Copy all the material that follows, keeping every character the same.

═══

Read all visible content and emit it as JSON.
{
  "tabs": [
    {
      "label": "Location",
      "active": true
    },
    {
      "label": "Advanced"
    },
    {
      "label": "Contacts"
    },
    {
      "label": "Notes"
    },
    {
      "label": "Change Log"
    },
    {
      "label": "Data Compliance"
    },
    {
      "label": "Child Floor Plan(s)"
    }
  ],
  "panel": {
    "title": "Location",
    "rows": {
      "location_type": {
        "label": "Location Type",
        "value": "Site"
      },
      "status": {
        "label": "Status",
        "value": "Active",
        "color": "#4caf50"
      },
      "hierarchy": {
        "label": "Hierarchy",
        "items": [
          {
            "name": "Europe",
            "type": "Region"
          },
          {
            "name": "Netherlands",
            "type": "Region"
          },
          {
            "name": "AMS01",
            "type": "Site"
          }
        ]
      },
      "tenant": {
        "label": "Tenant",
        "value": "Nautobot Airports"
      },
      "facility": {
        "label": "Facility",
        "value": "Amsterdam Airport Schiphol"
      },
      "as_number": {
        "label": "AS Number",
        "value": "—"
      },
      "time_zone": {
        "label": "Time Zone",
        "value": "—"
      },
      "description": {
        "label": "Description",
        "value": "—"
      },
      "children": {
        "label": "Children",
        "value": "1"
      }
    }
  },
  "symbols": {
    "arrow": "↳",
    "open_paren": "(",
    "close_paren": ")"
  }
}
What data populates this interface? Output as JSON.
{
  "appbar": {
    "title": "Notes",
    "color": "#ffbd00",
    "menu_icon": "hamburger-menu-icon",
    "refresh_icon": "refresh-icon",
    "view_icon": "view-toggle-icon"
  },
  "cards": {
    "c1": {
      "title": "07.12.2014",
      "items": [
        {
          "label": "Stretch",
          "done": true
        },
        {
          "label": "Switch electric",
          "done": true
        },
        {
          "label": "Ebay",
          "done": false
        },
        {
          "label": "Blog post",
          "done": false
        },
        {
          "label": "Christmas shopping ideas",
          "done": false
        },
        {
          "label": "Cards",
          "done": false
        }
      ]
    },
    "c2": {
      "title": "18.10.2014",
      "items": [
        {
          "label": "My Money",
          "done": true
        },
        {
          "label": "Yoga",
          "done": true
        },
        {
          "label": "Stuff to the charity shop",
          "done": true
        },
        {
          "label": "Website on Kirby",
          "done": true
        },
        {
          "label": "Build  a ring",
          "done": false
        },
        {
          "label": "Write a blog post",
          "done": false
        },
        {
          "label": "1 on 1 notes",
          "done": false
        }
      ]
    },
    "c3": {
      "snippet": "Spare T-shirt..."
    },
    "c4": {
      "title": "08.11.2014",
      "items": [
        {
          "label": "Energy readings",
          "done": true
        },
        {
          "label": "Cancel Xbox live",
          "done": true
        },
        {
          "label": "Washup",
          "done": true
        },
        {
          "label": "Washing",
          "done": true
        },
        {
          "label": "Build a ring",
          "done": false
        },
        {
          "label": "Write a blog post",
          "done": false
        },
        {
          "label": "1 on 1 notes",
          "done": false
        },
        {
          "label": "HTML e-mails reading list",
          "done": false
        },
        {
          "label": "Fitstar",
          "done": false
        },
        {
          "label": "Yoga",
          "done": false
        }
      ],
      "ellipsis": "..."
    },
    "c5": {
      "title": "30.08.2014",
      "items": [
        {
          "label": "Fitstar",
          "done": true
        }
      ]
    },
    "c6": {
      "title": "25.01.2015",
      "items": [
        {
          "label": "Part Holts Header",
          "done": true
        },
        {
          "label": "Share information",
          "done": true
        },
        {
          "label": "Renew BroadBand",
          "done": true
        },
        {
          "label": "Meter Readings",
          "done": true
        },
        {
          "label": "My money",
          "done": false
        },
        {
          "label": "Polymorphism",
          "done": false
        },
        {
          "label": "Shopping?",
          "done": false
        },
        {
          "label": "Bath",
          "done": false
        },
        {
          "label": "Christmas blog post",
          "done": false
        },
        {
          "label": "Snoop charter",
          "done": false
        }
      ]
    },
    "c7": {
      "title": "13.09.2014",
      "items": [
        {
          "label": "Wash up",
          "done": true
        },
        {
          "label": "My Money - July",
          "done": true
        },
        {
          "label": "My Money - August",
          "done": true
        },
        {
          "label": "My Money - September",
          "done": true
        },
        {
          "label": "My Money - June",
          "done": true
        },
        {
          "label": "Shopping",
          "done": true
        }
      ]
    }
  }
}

═══

→ Exercise result
Read all visible content and emit it as JSON.
{
  "tabs": [
    {
      "label": "Location",
      "active": true
    },
    {
      "label": "Advanced"
    },
    {
      "label": "Contacts"
    },
    {
      "label": "Notes"
    },
    {
      "label": "Change Log"
    },
    {
      "label": "Data Compliance"
    },
    {
      "label": "Child Floor Plan(s)"
    }
  ],
  "panel": {
    "title": "Location",
    "rows": {
      "location_type": {
        "label": "Location Type",
        "value": "Site"
      },
      "status": {
        "label": "Status",
        "value": "Active",
        "color": "#4caf50"
      },
      "hierarchy": {
        "label": "Hierarchy",
        "items": [
          {
            "name": "Europe",
            "type": "Region"
          },
          {
            "name": "Netherlands",
            "type": "Region"
          },
          {
            "name": "AMS01",
            "type": "Site"
          }
        ]
      },
      "tenant": {
        "label": "Tenant",
        "value": "Nautobot Airports"
      },
      "facility": {
        "label": "Facility",
        "value": "Amsterdam Airport Schiphol"
      },
      "as_number": {
        "label": "AS Number",
        "value": "—"
      },
      "time_zone": {
        "label": "Time Zone",
        "value": "—"
      },
      "description": {
        "label": "Description",
        "value": "—"
      },
      "children": {
        "label": "Children",
        "value": "1"
      }
    }
  },
  "symbols": {
    "arrow": "↳",
    "open_paren": "(",
    "close_paren": ")"
  }
}
What data populates this interface? Output as JSON.
{
  "appbar": {
    "title": "Notes",
    "color": "#ffbd00",
    "menu_icon": "hamburger-menu-icon",
    "refresh_icon": "refresh-icon",
    "view_icon": "view-toggle-icon"
  },
  "cards": {
    "c1": {
      "title": "07.12.2014",
      "items": [
        {
          "label": "Stretch",
          "done": true
        },
        {
          "label": "Switch electric",
          "done": true
        },
        {
          "label": "Ebay",
          "done": false
        },
        {
          "label": "Blog post",
          "done": false
        },
        {
          "label": "Christmas shopping ideas",
          "done": false
        },
        {
          "label": "Cards",
          "done": false
        }
      ]
    },
    "c2": {
      "title": "18.10.2014",
      "items": [
        {
          "label": "My Money",
          "done": true
        },
        {
          "label": "Yoga",
          "done": true
        },
        {
          "label": "Stuff to the charity shop",
          "done": true
        },
        {
          "label": "Website on Kirby",
          "done": true
        },
        {
          "label": "Build  a ring",
          "done": false
        },
        {
          "label": "Write a blog post",
          "done": false
        },
        {
          "label": "1 on 1 notes",
          "done": false
        }
      ]
    },
    "c3": {
      "snippet": "Spare T-shirt..."
    },
    "c4": {
      "title": "08.11.2014",
      "items": [
        {
          "label": "Energy readings",
          "done": true
        },
        {
          "label": "Cancel Xbox live",
          "done": true
        },
        {
          "label": "Washup",
          "done": true
        },
        {
          "label": "Washing",
          "done": true
        },
        {
          "label": "Build a ring",
          "done": false
        },
        {
          "label": "Write a blog post",
          "done": false
        },
        {
          "label": "1 on 1 notes",
          "done": false
        },
        {
          "label": "HTML e-mails reading list",
          "done": false
        },
        {
          "label": "Fitstar",
          "done": false
        },
        {
          "label": "Yoga",
          "done": false
        }
      ],
      "ellipsis": "..."
    },
    "c5": {
      "title": "30.08.2014",
      "items": [
        {
          "label": "Fitstar",
          "done": true
        }
      ]
    },
    "c6": {
      "title": "25.01.2015",
      "items": [
        {
          "label": "Part Holts Header",
          "done": true
        },
        {
          "label": "Share information",
          "done": true
        },
        {
          "label": "Renew BroadBand",
          "done": true
        },
        {
          "label": "Meter Readings",
          "done": true
        },
        {
          "label": "My money",
          "done": false
        },
        {
          "label": "Polymorphism",
          "done": false
        },
        {
          "label": "Shopping?",
          "done": false
        },
        {
          "label": "Bath",
          "done": false
        },
        {
          "label": "Christmas blog post",
          "done": false
        },
        {
          "label": "Snoop charter",
          "done": false
        }
      ]
    },
    "c7": {
      "title": "13.09.2014",
      "items": [
        {
          "label": "Wash up",
          "done": true
        },
        {
          "label": "My Money - July",
          "done": true
        },
        {
          "label": "My Money - August",
          "done": true
        },
        {
          "label": "My Money - September",
          "done": true
        },
        {
          "label": "My Money - June",
          "done": true
        },
        {
          "label": "Shopping",
          "done": true
        }
      ]
    }
  }
}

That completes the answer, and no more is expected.